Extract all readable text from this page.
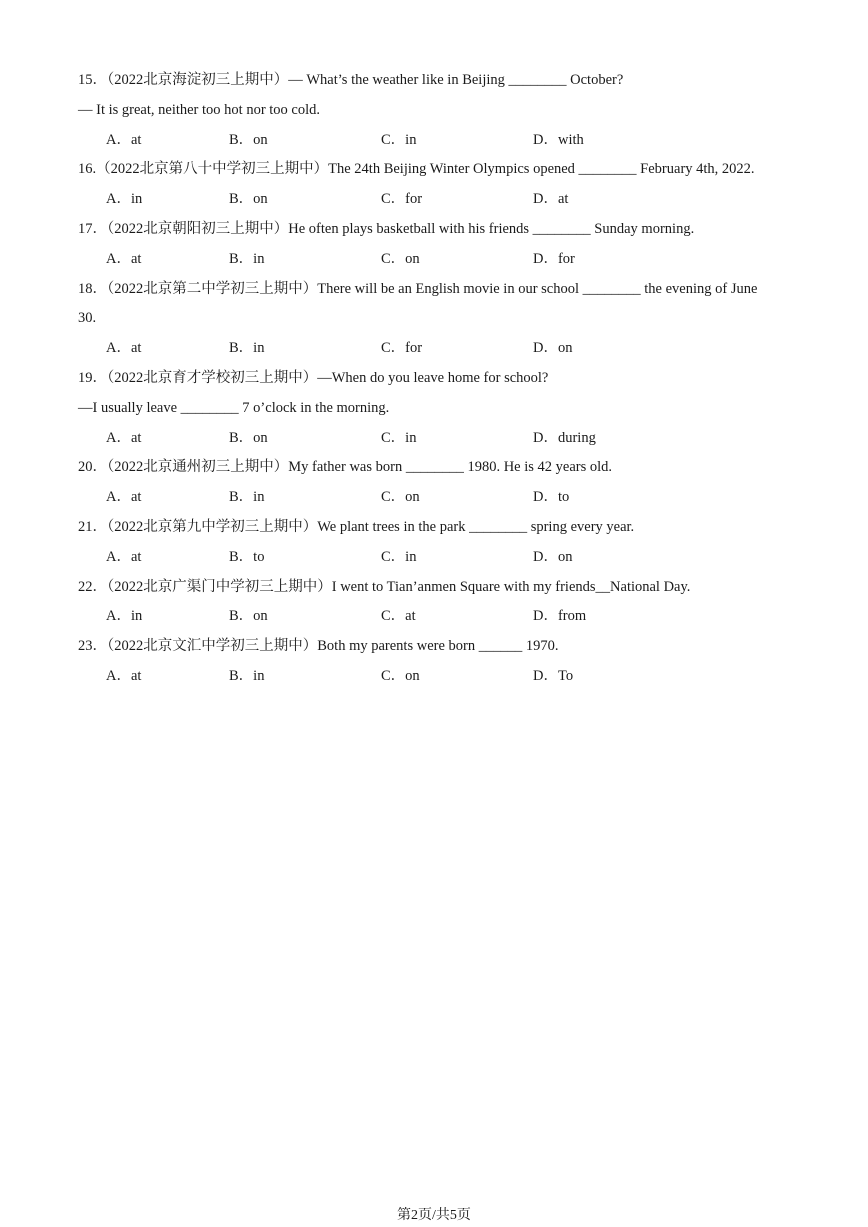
15．（2022北京海淀初三上期中）— What’s the weather like in Beijing ________ October?
— It is great, neither too hot nor too cold.
A．at	B．on	C．in	D．with
16.（2022北京第八十中学初三上期中）The 24th Beijing Winter Olympics opened ________ February 4th, 2022.
A．in	B．on	C．for	D．at
17．（2022北京朝阳初三上期中）He often plays basketball with his friends ________ Sunday morning.
A．at	B．in	C．on	D．for
18．（2022北京第二中学初三上期中）There will be an English movie in our school ________ the evening of June
30.
A．at	B．in	C．for	D．on
19．（2022北京育才学校初三上期中）—When do you leave home for school?
—I usually leave ________ 7 o’clock in the morning.
A．at	B．on	C．in	D．during
20．（2022北京通州初三上期中）My father was born ________ 1980. He is 42 years old.
A．at	B．in	C．on	D．to
21．（2022北京第九中学初三上期中）We plant trees in the park ________ spring every year.
A．at	B．to	C．in	D．on
22．（2022北京广渠门中学初三上期中）I went to Tian’anmen Square with my friends__National Day.
A．in	B．on	C．at	D．from
23．（2022北京文汇中学初三上期中）Both my parents were born ______ 1970.
A．at	B．in	C．on	D．To
第2页/共5页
---
**What you have to do:**
Copy each line in the data that holds the word "Beijing".

**Exercise result:**
15．（2022北京海淀初三上期中）— What’s the weather like in Beijing ________ October?
16.（2022北京第八十中学初三上期中）The 24th Beijing Winter Olympics opened ________ February 4th, 2022.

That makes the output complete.